Directive
Output all of the entries below precisely as written.

┏━━

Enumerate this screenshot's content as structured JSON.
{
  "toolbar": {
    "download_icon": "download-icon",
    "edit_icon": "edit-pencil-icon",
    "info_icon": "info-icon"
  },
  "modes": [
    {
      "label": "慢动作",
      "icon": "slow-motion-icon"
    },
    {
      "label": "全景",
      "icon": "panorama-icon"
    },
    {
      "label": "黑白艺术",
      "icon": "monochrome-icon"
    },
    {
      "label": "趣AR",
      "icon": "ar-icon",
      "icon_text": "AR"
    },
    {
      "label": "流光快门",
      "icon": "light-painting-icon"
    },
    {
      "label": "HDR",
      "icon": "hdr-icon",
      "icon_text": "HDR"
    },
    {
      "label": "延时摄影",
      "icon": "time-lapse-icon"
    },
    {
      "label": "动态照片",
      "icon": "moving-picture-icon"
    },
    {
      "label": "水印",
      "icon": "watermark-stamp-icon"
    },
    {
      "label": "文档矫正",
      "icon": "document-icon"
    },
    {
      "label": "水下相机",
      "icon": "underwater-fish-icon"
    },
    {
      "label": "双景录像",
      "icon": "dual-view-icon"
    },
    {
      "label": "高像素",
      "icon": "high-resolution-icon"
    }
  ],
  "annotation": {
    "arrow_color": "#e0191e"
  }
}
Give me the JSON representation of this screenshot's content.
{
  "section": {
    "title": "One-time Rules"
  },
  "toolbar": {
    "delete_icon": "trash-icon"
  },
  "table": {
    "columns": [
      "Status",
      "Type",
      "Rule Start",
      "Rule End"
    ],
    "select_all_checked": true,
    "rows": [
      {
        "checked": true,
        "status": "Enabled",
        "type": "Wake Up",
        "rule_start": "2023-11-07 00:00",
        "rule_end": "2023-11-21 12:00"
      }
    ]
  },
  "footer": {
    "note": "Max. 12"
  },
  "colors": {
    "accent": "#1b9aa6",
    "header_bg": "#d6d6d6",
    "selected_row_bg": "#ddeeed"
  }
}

┗━━

Final result
Enumerate this screenshot's content as structured JSON.
{
  "toolbar": {
    "download_icon": "download-icon",
    "edit_icon": "edit-pencil-icon",
    "info_icon": "info-icon"
  },
  "modes": [
    {
      "label": "慢动作",
      "icon": "slow-motion-icon"
    },
    {
      "label": "全景",
      "icon": "panorama-icon"
    },
    {
      "label": "黑白艺术",
      "icon": "monochrome-icon"
    },
    {
      "label": "趣AR",
      "icon": "ar-icon",
      "icon_text": "AR"
    },
    {
      "label": "流光快门",
      "icon": "light-painting-icon"
    },
    {
      "label": "HDR",
      "icon": "hdr-icon",
      "icon_text": "HDR"
    },
    {
      "label": "延时摄影",
      "icon": "time-lapse-icon"
    },
    {
      "label": "动态照片",
      "icon": "moving-picture-icon"
    },
    {
      "label": "水印",
      "icon": "watermark-stamp-icon"
    },
    {
      "label": "文档矫正",
      "icon": "document-icon"
    },
    {
      "label": "水下相机",
      "icon": "underwater-fish-icon"
    },
    {
      "label": "双景录像",
      "icon": "dual-view-icon"
    },
    {
      "label": "高像素",
      "icon": "high-resolution-icon"
    }
  ],
  "annotation": {
    "arrow_color": "#e0191e"
  }
}
Give me the JSON representation of this screenshot's content.
{
  "section": {
    "title": "One-time Rules"
  },
  "toolbar": {
    "delete_icon": "trash-icon"
  },
  "table": {
    "columns": [
      "Status",
      "Type",
      "Rule Start",
      "Rule End"
    ],
    "select_all_checked": true,
    "rows": [
      {
        "checked": true,
        "status": "Enabled",
        "type": "Wake Up",
        "rule_start": "2023-11-07 00:00",
        "rule_end": "2023-11-21 12:00"
      }
    ]
  },
  "footer": {
    "note": "Max. 12"
  },
  "colors": {
    "accent": "#1b9aa6",
    "header_bg": "#d6d6d6",
    "selected_row_bg": "#ddeeed"
  }
}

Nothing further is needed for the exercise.